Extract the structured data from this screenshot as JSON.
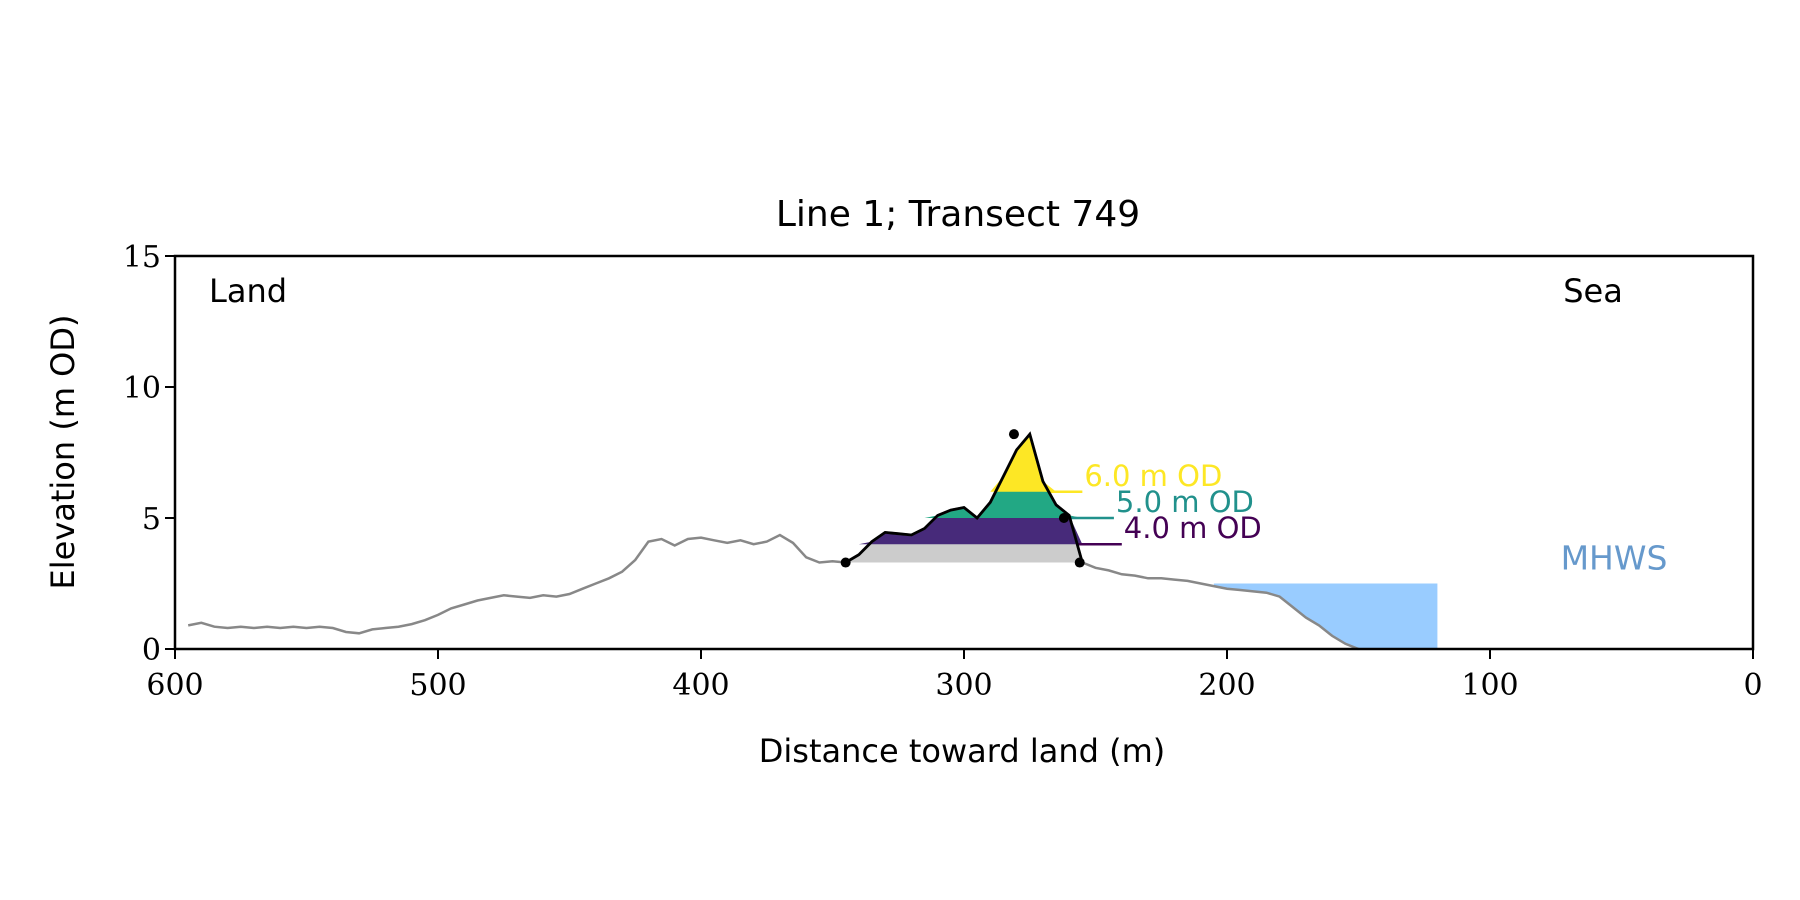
{
  "chart_data": {
    "type": "line",
    "title": "Line 1; Transect 749",
    "xlabel": "Distance toward land (m)",
    "ylabel": "Elevation (m OD)",
    "xlim": [
      600,
      0
    ],
    "ylim": [
      0,
      15
    ],
    "x_ticks": [
      600,
      500,
      400,
      300,
      200,
      100,
      0
    ],
    "y_ticks": [
      0,
      5,
      10,
      15
    ],
    "grid": false,
    "corner_labels": {
      "left": "Land",
      "right": "Sea"
    },
    "colors": {
      "profile": "#888888",
      "dune_outline": "#000000",
      "base_fill": "#cccccc",
      "band_4": "#440154",
      "band_4_fill": "#472a7a",
      "band_5": "#21918c",
      "band_5_fill": "#22a884",
      "band_6": "#fde725",
      "water": "#99ccff",
      "mhws_text": "#6699cc"
    },
    "profile": {
      "x": [
        595,
        590,
        585,
        580,
        575,
        570,
        565,
        560,
        555,
        550,
        545,
        540,
        535,
        530,
        525,
        520,
        515,
        510,
        505,
        500,
        495,
        490,
        485,
        480,
        475,
        470,
        465,
        460,
        455,
        450,
        445,
        440,
        435,
        430,
        425,
        420,
        415,
        410,
        405,
        400,
        395,
        390,
        385,
        380,
        375,
        370,
        365,
        360,
        355,
        350,
        345,
        340,
        335,
        330,
        325,
        320,
        315,
        310,
        305,
        300,
        295,
        290,
        285,
        280,
        275,
        270,
        265,
        260,
        255,
        250,
        245,
        240,
        235,
        230,
        225,
        220,
        215,
        210,
        205,
        200,
        195,
        190,
        185,
        180,
        175,
        170,
        165,
        160,
        155,
        150
      ],
      "y": [
        0.9,
        1.0,
        0.85,
        0.8,
        0.85,
        0.8,
        0.85,
        0.8,
        0.85,
        0.8,
        0.85,
        0.8,
        0.65,
        0.6,
        0.75,
        0.8,
        0.85,
        0.95,
        1.1,
        1.3,
        1.55,
        1.7,
        1.85,
        1.95,
        2.05,
        2.0,
        1.95,
        2.05,
        2.0,
        2.1,
        2.3,
        2.5,
        2.7,
        2.95,
        3.4,
        4.1,
        4.2,
        3.95,
        4.2,
        4.25,
        4.15,
        4.05,
        4.15,
        4.0,
        4.1,
        4.35,
        4.05,
        3.5,
        3.3,
        3.35,
        3.3,
        3.6,
        4.1,
        4.45,
        4.4,
        4.35,
        4.6,
        5.1,
        5.3,
        5.4,
        5.0,
        5.6,
        6.6,
        7.6,
        8.2,
        6.4,
        5.5,
        5.1,
        3.3,
        3.1,
        3.0,
        2.85,
        2.8,
        2.7,
        2.7,
        2.65,
        2.6,
        2.5,
        2.4,
        2.3,
        2.25,
        2.2,
        2.15,
        2.0,
        1.6,
        1.2,
        0.9,
        0.5,
        0.2,
        0.0
      ]
    },
    "dune": {
      "x": [
        345,
        340,
        335,
        330,
        325,
        320,
        315,
        310,
        305,
        300,
        295,
        290,
        285,
        280,
        275,
        270,
        265,
        260,
        255
      ],
      "y": [
        3.3,
        3.6,
        4.1,
        4.45,
        4.4,
        4.35,
        4.6,
        5.1,
        5.3,
        5.4,
        5.0,
        5.6,
        6.6,
        7.6,
        8.2,
        6.4,
        5.5,
        5.1,
        3.3
      ],
      "points": [
        {
          "x": 345,
          "y": 3.3
        },
        {
          "x": 281,
          "y": 8.2
        },
        {
          "x": 262,
          "y": 5.0
        },
        {
          "x": 256,
          "y": 3.3
        }
      ],
      "base_elevation": 3.3
    },
    "thresholds": [
      {
        "label": "6.0 m OD",
        "elevation": 6.0,
        "line_end_x": 255
      },
      {
        "label": "5.0 m OD",
        "elevation": 5.0,
        "line_end_x": 243
      },
      {
        "label": "4.0 m OD",
        "elevation": 4.0,
        "line_end_x": 240
      }
    ],
    "mhws": {
      "label": "MHWS",
      "elevation": 2.5,
      "x_from": 205,
      "x_to": 120
    }
  }
}
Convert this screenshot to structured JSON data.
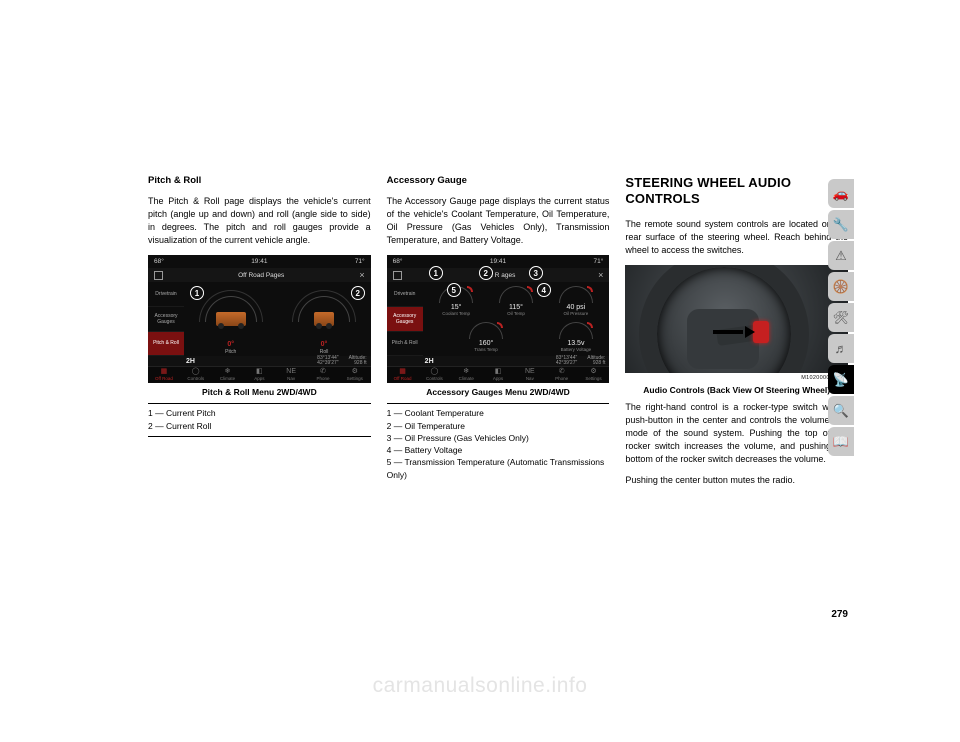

§ **YOUR OBJECTIVE**:
Copy all of the entries verbatim, leaving out any pictures they contain.

§ **WORKED ANSWER**:
Extract the structured data from this screenshot as JSON.
{
  "chart_data": {
    "type": "line",
    "title": "Line 1; Transect 749",
    "xlabel": "Distance toward land (m)",
    "ylabel": "Elevation (m OD)",
    "xlim": [
      600,
      0
    ],
    "ylim": [
      0,
      15
    ],
    "x_ticks": [
      600,
      500,
      400,
      300,
      200,
      100,
      0
    ],
    "y_ticks": [
      0,
      5,
      10,
      15
    ],
    "grid": false,
    "corner_labels": {
      "left": "Land",
      "right": "Sea"
    },
    "colors": {
      "profile": "#888888",
      "dune_outline": "#000000",
      "base_fill": "#cccccc",
      "band_4": "#440154",
      "band_4_fill": "#472a7a",
      "band_5": "#21918c",
      "band_5_fill": "#22a884",
      "band_6": "#fde725",
      "water": "#99ccff",
      "mhws_text": "#6699cc"
    },
    "profile": {
      "x": [
        595,
        590,
        585,
        580,
        575,
        570,
        565,
        560,
        555,
        550,
        545,
        540,
        535,
        530,
        525,
        520,
        515,
        510,
        505,
        500,
        495,
        490,
        485,
        480,
        475,
        470,
        465,
        460,
        455,
        450,
        445,
        440,
        435,
        430,
        425,
        420,
        415,
        410,
        405,
        400,
        395,
        390,
        385,
        380,
        375,
        370,
        365,
        360,
        355,
        350,
        345,
        340,
        335,
        330,
        325,
        320,
        315,
        310,
        305,
        300,
        295,
        290,
        285,
        280,
        275,
        270,
        265,
        260,
        255,
        250,
        245,
        240,
        235,
        230,
        225,
        220,
        215,
        210,
        205,
        200,
        195,
        190,
        185,
        180,
        175,
        170,
        165,
        160,
        155,
        150
      ],
      "y": [
        0.9,
        1.0,
        0.85,
        0.8,
        0.85,
        0.8,
        0.85,
        0.8,
        0.85,
        0.8,
        0.85,
        0.8,
        0.65,
        0.6,
        0.75,
        0.8,
        0.85,
        0.95,
        1.1,
        1.3,
        1.55,
        1.7,
        1.85,
        1.95,
        2.05,
        2.0,
        1.95,
        2.05,
        2.0,
        2.1,
        2.3,
        2.5,
        2.7,
        2.95,
        3.4,
        4.1,
        4.2,
        3.95,
        4.2,
        4.25,
        4.15,
        4.05,
        4.15,
        4.0,
        4.1,
        4.35,
        4.05,
        3.5,
        3.3,
        3.35,
        3.3,
        3.6,
        4.1,
        4.45,
        4.4,
        4.35,
        4.6,
        5.1,
        5.3,
        5.4,
        5.0,
        5.6,
        6.6,
        7.6,
        8.2,
        6.4,
        5.5,
        5.1,
        3.3,
        3.1,
        3.0,
        2.85,
        2.8,
        2.7,
        2.7,
        2.65,
        2.6,
        2.5,
        2.4,
        2.3,
        2.25,
        2.2,
        2.15,
        2.0,
        1.6,
        1.2,
        0.9,
        0.5,
        0.2,
        0.0
      ]
    },
    "dune": {
      "x": [
        345,
        340,
        335,
        330,
        325,
        320,
        315,
        310,
        305,
        300,
        295,
        290,
        285,
        280,
        275,
        270,
        265,
        260,
        255
      ],
      "y": [
        3.3,
        3.6,
        4.1,
        4.45,
        4.4,
        4.35,
        4.6,
        5.1,
        5.3,
        5.4,
        5.0,
        5.6,
        6.6,
        7.6,
        8.2,
        6.4,
        5.5,
        5.1,
        3.3
      ],
      "points": [
        {
          "x": 345,
          "y": 3.3
        },
        {
          "x": 281,
          "y": 8.2
        },
        {
          "x": 262,
          "y": 5.0
        },
        {
          "x": 256,
          "y": 3.3
        }
      ],
      "base_elevation": 3.3
    },
    "thresholds": [
      {
        "label": "6.0 m OD",
        "elevation": 6.0,
        "line_end_x": 255
      },
      {
        "label": "5.0 m OD",
        "elevation": 5.0,
        "line_end_x": 243
      },
      {
        "label": "4.0 m OD",
        "elevation": 4.0,
        "line_end_x": 240
      }
    ],
    "mhws": {
      "label": "MHWS",
      "elevation": 2.5,
      "x_from": 205,
      "x_to": 120
    }
  }
}
Convert this screenshot to structured JSON data.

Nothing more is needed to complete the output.